[Records contained in a dataset]
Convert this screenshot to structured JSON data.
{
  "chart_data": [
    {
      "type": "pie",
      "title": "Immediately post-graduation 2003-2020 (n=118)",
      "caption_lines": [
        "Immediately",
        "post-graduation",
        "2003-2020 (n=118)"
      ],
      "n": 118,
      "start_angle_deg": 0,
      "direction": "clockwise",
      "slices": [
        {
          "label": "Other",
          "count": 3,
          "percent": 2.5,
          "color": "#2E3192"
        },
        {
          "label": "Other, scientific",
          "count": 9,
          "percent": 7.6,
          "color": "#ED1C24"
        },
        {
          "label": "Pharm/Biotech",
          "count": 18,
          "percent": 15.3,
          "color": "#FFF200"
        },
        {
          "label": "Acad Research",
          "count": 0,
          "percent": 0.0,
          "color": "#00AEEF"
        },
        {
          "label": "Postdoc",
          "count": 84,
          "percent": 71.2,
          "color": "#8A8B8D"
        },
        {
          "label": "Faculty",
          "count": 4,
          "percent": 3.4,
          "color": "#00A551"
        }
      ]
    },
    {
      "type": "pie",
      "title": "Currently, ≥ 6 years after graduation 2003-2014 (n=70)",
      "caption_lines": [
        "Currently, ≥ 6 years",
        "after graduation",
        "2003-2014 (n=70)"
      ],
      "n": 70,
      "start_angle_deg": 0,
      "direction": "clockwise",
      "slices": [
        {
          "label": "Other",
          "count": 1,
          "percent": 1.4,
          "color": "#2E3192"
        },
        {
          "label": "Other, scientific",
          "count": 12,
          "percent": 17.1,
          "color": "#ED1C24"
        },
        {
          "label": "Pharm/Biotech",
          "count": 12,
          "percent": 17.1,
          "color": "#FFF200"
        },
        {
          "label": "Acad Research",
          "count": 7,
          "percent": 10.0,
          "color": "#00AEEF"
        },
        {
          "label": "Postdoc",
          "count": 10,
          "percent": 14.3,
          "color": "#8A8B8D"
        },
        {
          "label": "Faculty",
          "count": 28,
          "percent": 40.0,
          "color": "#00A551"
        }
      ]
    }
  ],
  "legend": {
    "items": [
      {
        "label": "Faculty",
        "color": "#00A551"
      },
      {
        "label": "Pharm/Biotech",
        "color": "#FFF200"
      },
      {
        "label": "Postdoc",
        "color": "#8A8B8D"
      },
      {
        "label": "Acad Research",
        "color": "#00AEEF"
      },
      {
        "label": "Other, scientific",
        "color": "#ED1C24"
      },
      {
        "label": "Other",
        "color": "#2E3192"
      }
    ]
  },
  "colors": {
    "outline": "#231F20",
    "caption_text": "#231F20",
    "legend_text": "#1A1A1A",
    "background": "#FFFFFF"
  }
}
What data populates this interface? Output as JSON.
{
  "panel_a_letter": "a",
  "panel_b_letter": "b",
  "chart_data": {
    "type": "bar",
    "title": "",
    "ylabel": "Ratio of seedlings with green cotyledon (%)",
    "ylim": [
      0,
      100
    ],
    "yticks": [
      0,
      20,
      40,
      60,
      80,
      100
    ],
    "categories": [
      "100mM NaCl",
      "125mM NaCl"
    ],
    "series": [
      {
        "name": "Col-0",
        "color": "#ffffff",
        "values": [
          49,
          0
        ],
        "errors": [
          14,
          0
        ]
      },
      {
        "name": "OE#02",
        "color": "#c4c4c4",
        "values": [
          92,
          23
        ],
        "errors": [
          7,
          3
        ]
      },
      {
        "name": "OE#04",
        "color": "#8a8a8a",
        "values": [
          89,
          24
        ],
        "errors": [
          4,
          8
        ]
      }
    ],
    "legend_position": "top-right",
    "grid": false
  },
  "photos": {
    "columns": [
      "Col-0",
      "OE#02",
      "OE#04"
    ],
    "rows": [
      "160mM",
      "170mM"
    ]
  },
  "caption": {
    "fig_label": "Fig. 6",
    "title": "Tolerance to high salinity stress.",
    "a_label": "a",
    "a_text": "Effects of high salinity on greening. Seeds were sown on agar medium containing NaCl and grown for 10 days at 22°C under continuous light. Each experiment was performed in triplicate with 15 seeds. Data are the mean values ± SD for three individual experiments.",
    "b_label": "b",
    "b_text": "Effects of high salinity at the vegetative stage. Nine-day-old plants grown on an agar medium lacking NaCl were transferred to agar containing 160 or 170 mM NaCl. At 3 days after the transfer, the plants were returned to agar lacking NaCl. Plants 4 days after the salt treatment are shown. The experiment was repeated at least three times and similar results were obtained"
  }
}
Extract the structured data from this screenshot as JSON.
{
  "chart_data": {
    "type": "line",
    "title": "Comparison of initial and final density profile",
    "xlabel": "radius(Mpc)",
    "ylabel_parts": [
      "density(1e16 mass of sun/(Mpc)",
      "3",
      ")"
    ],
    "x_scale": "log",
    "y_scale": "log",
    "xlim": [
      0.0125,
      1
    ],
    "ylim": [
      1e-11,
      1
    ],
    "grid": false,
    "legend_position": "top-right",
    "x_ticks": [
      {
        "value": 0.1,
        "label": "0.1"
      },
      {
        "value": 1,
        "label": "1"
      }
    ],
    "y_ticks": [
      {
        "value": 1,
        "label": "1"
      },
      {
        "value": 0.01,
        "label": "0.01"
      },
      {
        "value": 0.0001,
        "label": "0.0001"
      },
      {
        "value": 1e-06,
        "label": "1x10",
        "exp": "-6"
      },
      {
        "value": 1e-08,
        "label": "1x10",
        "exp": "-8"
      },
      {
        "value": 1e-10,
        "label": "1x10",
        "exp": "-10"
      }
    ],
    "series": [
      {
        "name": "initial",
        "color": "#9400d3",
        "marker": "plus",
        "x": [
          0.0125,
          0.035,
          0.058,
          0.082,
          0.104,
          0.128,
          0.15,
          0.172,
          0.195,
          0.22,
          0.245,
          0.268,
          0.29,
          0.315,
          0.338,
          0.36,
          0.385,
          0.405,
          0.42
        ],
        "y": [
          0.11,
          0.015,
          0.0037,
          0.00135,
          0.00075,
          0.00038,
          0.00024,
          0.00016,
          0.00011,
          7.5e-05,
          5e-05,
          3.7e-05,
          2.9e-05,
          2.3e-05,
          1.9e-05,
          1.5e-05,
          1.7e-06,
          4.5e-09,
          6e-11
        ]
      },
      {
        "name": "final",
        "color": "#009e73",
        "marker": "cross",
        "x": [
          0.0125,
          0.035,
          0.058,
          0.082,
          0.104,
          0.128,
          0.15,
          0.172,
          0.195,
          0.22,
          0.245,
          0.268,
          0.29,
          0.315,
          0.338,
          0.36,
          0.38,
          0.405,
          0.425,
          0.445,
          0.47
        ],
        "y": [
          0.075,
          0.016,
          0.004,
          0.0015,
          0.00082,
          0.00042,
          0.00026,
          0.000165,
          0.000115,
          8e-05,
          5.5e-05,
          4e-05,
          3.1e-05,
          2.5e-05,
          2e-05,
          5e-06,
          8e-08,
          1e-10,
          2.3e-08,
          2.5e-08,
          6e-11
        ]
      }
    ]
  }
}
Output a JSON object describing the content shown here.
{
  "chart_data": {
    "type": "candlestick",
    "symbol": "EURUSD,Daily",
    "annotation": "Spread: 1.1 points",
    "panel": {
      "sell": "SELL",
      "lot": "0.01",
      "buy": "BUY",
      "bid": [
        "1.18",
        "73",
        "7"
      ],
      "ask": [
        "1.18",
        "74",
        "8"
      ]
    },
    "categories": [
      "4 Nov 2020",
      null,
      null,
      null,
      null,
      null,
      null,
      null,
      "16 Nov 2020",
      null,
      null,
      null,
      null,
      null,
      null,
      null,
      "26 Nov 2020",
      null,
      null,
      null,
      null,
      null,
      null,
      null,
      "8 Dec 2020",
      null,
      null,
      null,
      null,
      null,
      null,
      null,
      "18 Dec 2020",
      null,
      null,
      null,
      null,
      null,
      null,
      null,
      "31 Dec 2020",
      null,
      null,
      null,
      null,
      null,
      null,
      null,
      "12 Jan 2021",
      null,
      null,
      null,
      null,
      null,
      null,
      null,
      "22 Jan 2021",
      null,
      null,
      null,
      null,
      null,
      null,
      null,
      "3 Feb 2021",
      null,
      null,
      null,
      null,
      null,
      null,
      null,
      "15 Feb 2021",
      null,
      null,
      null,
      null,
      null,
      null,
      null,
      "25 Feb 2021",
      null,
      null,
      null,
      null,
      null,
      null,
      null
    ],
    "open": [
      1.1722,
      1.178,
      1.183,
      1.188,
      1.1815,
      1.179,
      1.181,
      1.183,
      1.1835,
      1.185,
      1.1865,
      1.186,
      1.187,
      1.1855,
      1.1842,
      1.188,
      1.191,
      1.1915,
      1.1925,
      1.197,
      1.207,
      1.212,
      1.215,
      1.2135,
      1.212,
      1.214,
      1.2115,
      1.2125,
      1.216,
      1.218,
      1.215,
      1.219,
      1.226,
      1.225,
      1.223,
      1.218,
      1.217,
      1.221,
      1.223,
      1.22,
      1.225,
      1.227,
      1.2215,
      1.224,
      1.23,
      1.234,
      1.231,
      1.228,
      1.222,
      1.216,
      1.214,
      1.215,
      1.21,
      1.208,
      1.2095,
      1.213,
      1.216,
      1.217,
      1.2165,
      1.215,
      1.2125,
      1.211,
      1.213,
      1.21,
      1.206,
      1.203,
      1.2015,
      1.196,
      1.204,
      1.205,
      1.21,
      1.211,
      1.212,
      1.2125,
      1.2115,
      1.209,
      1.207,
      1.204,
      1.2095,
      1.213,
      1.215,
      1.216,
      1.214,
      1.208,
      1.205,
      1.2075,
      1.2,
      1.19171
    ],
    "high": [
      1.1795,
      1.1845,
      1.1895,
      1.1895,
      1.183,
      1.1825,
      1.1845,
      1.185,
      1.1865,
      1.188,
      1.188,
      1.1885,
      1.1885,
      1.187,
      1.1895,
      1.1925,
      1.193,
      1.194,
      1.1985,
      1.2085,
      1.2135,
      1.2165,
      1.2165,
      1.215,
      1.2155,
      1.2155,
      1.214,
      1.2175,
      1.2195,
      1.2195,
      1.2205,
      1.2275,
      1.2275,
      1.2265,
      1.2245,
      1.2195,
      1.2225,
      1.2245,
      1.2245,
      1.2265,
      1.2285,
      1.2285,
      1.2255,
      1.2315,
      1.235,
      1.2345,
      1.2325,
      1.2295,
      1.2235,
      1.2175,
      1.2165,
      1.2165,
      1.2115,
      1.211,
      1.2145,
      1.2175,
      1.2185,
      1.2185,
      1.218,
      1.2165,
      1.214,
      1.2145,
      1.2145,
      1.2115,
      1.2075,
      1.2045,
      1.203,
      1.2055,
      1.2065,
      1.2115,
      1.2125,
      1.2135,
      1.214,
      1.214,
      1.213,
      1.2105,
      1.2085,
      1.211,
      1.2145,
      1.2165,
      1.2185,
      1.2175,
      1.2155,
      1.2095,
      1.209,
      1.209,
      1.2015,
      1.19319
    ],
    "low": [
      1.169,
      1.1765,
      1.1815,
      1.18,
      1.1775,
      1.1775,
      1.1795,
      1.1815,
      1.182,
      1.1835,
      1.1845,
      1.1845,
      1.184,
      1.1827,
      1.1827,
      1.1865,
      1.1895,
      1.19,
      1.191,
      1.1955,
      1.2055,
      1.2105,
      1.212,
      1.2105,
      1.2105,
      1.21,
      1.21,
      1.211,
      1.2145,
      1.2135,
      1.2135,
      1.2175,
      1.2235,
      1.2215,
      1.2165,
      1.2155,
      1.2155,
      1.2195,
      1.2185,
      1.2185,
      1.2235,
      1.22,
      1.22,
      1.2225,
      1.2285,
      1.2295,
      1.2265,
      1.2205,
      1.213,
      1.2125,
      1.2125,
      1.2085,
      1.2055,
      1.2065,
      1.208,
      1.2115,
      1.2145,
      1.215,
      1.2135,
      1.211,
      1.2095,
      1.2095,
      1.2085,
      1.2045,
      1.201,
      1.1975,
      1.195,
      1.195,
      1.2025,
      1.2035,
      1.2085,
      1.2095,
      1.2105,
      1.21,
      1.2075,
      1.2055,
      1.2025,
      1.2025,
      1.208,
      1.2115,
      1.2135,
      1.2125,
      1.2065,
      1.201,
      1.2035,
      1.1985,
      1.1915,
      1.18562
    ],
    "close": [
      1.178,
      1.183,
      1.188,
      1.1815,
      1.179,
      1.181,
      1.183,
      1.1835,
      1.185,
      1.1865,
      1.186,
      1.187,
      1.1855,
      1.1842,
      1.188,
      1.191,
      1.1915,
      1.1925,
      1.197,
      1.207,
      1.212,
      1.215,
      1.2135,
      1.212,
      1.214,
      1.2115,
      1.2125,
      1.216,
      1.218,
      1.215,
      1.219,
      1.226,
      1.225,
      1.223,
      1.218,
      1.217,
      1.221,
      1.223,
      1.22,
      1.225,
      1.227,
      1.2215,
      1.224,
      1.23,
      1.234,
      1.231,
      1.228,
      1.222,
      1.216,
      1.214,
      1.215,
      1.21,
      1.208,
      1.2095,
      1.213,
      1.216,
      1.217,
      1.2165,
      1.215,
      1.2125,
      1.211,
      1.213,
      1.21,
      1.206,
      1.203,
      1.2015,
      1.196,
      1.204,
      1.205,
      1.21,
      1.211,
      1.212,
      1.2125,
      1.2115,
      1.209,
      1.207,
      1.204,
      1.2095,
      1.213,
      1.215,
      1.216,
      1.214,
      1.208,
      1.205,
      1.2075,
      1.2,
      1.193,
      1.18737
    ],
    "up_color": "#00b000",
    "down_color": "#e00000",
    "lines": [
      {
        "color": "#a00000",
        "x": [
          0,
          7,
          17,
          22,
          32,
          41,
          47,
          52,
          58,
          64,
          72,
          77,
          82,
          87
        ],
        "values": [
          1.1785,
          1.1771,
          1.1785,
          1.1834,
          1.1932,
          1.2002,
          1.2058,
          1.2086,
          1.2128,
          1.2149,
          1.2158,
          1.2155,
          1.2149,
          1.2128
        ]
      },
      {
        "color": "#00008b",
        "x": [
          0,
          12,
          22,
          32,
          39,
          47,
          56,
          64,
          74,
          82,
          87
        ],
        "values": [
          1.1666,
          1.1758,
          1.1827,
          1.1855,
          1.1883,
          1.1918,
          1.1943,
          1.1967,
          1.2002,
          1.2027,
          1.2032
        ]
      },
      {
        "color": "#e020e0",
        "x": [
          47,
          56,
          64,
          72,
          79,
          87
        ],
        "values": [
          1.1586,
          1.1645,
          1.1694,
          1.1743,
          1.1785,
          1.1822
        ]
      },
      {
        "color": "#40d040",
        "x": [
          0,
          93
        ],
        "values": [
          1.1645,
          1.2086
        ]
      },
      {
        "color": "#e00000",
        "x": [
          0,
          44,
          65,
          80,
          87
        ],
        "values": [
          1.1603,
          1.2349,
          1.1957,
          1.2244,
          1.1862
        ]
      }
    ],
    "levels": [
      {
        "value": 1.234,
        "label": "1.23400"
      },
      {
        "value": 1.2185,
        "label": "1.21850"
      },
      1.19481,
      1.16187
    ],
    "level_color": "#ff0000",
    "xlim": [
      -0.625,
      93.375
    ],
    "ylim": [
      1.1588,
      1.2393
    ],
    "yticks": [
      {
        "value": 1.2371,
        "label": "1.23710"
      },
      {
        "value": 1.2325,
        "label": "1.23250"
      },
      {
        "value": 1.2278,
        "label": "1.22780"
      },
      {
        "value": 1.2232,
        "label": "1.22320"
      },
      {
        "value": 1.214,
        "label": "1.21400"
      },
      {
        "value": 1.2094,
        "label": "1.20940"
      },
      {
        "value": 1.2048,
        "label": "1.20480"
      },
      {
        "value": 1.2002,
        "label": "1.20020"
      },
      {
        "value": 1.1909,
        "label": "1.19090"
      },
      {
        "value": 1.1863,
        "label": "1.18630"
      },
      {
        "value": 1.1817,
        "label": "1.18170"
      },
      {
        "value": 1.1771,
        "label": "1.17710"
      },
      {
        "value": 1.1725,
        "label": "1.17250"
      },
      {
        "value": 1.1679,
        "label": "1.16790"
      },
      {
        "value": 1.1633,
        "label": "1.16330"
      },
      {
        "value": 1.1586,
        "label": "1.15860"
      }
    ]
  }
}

__YOUR TASK__: Report how many lines above hold the string "final", giving nothing but the number.

__SOLUTION__: 2